### TEXT EXCERPT
########
In my judgment, the failure to observe these rules of evidence declared by this court from the time of Quesenberry's Case, 3 Stew. P. 308, more than three score and ten years ago, and Fields' Case, 47 Ala. 603, 11 Am. Rep. 771, down to Bankhead's Case, 124 Ala. 14, 26 So. 979, is the prime and chief cause of juries so often disregarding instructions of judges in the trial of criminal cases. In these cases they know there are facts which are not allowed to be introduced in evidence, which tend to palliate the crime and mitigate the offense, and they act on it in disregard of the instructions of the court. To restore the common law in this respect or to amend the statutes so as to expressly allow such evidence in homicide cases would tend to prevent any occasion for criticizing juries for enforcing what is popularly called the "unwritten law" of homicide cases.

This case and Warren's Case, in my humble judgment, cry loudly for a change of the statutes on this subject. I cannot believe that the law of this state does or ought to deny these defendants the benefit of self-defense. "Breathes there the man" who would refuse to aid his bereaved sister in the search of her child that had been taken from her by force or stealth, even by its father and her husband, for the purpose of permanently depriving her of it, when it was a mere nursing infant, and by nature needed her custody and attention? "If such there be" could he refuse to defend his sister when assaulted by her father-in-law, who was choking her and attempting to take the child from her arms by force although she had found the child in his house, and was attempting to carry it away without his consent? I do not believe such man can be found. I do not believe he forfeits his right of self-defense by defending his sister under these circumstances.
########
### RECORDS
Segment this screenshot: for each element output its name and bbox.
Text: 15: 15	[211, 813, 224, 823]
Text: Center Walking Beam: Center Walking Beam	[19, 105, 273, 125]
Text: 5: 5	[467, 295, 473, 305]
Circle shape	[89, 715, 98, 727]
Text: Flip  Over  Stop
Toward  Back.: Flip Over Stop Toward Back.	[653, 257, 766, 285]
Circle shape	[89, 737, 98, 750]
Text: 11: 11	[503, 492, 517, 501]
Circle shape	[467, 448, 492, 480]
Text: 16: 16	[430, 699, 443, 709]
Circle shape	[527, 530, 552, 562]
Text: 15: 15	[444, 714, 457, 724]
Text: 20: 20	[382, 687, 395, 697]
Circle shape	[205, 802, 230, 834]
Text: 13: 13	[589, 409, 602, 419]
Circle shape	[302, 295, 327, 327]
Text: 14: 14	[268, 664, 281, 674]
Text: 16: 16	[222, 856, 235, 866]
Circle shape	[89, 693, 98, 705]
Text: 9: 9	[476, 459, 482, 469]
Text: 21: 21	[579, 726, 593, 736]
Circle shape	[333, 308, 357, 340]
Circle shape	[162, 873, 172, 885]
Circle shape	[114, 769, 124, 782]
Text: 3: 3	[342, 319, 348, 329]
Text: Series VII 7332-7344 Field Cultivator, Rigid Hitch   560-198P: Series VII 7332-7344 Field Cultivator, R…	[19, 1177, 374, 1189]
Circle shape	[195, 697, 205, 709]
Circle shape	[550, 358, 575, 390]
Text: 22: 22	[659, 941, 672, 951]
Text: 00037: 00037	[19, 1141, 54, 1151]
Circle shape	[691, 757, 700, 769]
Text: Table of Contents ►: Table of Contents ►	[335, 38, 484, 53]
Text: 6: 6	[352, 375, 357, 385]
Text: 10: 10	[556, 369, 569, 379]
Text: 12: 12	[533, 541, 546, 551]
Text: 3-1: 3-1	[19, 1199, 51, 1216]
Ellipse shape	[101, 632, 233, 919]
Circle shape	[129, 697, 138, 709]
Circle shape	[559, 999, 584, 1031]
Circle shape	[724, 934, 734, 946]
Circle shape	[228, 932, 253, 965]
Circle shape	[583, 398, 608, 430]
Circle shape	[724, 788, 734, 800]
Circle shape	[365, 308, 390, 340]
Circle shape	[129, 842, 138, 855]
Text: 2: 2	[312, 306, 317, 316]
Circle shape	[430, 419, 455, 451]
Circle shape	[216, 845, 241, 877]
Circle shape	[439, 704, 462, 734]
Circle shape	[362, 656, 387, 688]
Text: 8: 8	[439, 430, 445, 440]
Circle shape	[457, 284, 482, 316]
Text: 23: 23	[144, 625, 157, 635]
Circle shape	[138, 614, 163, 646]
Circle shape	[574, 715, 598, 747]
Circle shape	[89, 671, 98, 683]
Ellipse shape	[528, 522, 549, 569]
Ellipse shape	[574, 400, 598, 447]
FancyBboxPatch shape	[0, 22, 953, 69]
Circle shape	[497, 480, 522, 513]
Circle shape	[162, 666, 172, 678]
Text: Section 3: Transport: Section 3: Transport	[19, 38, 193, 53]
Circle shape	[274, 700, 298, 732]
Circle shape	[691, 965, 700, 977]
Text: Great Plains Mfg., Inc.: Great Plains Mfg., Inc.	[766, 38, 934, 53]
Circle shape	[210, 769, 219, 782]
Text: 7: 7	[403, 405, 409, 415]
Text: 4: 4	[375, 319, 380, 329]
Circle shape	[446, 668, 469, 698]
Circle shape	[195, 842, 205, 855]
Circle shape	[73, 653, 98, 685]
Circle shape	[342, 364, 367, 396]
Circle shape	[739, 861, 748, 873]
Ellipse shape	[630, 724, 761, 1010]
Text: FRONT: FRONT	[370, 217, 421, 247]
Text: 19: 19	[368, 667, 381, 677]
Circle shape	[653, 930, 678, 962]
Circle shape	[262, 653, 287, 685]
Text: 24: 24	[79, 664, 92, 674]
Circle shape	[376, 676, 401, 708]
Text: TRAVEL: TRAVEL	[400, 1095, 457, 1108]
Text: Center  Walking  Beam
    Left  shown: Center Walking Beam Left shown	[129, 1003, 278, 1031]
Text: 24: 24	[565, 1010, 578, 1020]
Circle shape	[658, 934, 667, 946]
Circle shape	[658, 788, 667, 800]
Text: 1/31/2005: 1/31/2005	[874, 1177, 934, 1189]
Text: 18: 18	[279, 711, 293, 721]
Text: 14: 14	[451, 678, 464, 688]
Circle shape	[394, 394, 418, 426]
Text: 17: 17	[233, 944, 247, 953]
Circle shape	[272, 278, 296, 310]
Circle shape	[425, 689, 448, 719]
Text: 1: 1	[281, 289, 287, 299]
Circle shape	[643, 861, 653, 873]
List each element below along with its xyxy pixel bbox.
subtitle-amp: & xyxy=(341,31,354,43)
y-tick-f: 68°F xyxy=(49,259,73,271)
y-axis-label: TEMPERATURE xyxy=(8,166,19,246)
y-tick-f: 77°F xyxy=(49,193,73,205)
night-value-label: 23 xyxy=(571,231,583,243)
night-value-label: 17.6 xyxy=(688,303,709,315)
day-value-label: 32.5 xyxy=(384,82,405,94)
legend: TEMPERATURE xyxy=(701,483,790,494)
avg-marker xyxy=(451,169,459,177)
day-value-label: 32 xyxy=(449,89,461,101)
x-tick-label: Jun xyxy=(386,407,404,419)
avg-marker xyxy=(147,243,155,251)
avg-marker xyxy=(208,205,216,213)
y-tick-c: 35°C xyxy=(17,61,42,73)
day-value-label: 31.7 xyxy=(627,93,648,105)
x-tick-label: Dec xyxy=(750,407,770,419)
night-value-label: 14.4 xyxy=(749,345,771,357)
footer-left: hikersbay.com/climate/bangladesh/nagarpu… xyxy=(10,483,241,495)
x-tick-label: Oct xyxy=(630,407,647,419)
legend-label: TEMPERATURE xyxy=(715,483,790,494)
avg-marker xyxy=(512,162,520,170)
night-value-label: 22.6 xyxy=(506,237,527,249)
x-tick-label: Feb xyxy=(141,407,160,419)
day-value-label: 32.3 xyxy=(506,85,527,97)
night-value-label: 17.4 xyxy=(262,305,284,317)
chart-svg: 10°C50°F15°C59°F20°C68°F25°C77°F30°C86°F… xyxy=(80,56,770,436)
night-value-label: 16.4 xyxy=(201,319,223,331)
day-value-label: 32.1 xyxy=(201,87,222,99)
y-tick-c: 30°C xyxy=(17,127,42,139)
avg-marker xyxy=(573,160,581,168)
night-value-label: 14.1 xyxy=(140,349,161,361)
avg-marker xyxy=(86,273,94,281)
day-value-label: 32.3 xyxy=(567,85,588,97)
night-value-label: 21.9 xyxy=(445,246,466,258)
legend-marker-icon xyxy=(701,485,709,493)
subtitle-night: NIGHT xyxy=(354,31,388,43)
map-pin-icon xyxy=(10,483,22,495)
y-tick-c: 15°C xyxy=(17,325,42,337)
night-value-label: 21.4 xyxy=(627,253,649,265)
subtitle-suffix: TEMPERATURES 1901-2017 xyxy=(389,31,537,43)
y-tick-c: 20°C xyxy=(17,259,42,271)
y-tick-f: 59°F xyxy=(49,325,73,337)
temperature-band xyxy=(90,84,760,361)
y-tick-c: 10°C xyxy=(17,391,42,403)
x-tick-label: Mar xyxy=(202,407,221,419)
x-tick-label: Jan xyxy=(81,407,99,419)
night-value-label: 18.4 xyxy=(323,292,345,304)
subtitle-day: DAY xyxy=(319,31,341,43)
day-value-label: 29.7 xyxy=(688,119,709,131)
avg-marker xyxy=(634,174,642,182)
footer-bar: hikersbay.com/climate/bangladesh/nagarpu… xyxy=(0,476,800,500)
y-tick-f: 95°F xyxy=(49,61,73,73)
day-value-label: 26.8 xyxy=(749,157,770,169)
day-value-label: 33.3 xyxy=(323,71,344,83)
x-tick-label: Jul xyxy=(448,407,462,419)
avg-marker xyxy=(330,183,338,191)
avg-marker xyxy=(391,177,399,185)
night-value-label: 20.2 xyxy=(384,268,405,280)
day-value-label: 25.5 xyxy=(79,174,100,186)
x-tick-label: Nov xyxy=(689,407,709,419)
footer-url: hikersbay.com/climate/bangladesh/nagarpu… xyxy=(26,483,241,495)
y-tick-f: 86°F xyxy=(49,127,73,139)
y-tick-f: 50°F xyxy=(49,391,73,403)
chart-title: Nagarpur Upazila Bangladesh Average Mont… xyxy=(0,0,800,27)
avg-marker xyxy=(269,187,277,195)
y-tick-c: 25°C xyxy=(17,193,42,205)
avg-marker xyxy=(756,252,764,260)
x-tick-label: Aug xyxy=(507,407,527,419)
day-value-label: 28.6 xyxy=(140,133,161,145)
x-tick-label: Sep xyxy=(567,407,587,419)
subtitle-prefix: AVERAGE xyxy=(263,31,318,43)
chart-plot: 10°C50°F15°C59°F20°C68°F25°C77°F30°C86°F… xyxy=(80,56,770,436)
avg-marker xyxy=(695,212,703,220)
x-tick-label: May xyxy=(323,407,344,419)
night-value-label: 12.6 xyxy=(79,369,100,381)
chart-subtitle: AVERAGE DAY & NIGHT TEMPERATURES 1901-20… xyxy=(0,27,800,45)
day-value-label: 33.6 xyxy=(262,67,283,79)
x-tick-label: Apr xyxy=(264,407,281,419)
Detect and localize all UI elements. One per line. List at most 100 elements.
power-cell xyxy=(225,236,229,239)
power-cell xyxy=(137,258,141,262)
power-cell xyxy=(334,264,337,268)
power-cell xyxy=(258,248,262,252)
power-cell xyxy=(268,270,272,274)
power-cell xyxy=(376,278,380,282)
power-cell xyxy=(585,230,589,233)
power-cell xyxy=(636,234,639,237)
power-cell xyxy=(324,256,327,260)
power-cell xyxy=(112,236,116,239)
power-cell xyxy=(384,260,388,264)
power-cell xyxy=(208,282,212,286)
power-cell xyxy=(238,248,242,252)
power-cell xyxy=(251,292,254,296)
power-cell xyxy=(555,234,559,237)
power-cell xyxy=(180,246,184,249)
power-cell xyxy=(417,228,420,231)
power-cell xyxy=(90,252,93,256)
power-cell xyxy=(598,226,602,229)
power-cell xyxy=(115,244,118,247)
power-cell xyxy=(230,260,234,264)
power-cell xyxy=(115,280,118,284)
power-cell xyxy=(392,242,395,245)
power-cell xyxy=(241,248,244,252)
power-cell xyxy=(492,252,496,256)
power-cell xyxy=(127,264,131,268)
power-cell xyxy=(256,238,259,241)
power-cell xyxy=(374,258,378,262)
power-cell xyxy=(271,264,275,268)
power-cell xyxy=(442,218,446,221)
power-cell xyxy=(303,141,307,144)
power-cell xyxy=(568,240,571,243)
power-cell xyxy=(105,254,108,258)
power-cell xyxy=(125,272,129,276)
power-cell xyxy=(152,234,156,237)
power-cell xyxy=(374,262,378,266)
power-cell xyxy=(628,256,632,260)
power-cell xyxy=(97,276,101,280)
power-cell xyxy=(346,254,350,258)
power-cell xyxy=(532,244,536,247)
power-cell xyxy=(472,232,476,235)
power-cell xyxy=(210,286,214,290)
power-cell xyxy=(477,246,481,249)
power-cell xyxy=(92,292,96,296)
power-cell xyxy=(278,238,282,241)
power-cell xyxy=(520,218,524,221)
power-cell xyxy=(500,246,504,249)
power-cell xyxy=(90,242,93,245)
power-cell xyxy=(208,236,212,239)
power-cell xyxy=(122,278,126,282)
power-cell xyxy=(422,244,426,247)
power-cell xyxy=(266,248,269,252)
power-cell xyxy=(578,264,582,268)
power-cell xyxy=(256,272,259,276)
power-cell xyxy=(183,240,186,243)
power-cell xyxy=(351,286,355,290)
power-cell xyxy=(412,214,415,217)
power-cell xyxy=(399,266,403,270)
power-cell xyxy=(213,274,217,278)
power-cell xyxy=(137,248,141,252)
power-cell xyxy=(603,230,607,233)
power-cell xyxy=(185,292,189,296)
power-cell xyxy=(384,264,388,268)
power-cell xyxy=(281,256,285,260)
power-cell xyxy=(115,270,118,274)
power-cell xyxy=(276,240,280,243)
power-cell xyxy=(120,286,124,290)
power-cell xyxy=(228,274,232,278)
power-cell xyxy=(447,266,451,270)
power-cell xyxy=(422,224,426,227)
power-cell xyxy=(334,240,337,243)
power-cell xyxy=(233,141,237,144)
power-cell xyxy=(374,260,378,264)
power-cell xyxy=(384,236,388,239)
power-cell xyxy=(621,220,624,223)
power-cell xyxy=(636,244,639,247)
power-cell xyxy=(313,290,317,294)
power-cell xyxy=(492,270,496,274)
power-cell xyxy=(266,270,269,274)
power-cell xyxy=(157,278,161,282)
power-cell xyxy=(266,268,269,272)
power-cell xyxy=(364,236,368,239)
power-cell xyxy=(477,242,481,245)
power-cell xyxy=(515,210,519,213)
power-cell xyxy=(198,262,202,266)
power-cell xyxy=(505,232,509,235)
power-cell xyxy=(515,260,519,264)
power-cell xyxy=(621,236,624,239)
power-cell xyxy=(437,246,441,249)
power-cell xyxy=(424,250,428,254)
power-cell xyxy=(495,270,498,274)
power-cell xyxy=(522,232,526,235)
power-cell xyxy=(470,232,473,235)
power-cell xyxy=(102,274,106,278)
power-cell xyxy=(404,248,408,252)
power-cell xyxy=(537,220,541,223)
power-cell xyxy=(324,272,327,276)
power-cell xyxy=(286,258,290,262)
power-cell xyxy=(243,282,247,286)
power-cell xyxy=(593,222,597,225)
########
### QUESTIONS ON THE MATERIAL
a) Translate this sentence from the self-defense opinion into Spanish: "I do not believe such man can be found."
b) For each statement, say whether it agrees with the self-defense opinion. Answer yes or no and quote the deciding words.
(i) Quesenberry's Case was decided more than seventy years before the opinion.
(ii) The writer believes the law ought to deny these defendants the benefit of self-defense.
(iii) The writer pairs this case with Warren's Case as calling for a change of the statutes.
c) Write a continuation of the self-defense opinion that begins after its final sentence.

### REPLIES
a) No creo que pueda encontrarse un hombre así.

b)
(i) Yes: "more than three score and ten years ago"
(ii) No: "I cannot believe that the law of this state does or ought to deny these defendants the benefit of self-defense."
(iii) Yes: "This case and Warren's Case, in my humble judgment, cry loudly for a change of the statutes on this subject."

c)
One of the leading criminal cases in this state, and one which has been cited probably as often as any other, in my judgment states the law correctly on the subject of homicides committed under circumstances like the facts in this case. There the father and mother had quarreled over the custody of infant children, and the deceased took the part of the wife; and a difficulty ensued between him and the father, Oliver, who killed the stranger who interceded in behalf of the wife. In that case the court said, among other things as to the rights and defenses of the respective parties:

"Nor can we think that if the father and mother quarrel, and, being about to separate, they both contend for the possession of their infant children, that a stranger would necessarily be guilty of a felony if he interfered and protected the possession of the mother, or even took the child from the father and gave it to the mother, for he might not be influenced by the felonious intent of detaining the child from the father. Such conduct, however, without regard to the intent, would be a violation of the rights of the father, for every father is entitled to the possession and control of his child; but whether it would be a trespass or a felony would depend on the intent with which the act was done. To *266 constitute this offense the criminal intent and the act must both concur, and this intention is a fact to be inferred from the evidence, and can be ascertained only by the jury." Oliver v. State, 17 Ala. 587.

If a stranger may take the part of the wife in a contention between her and her husband as to their children, surely the brothers of the wife can take her part in a contention between her and her father-in-law as to the custody of the children, without thereby losing all right to self-defense.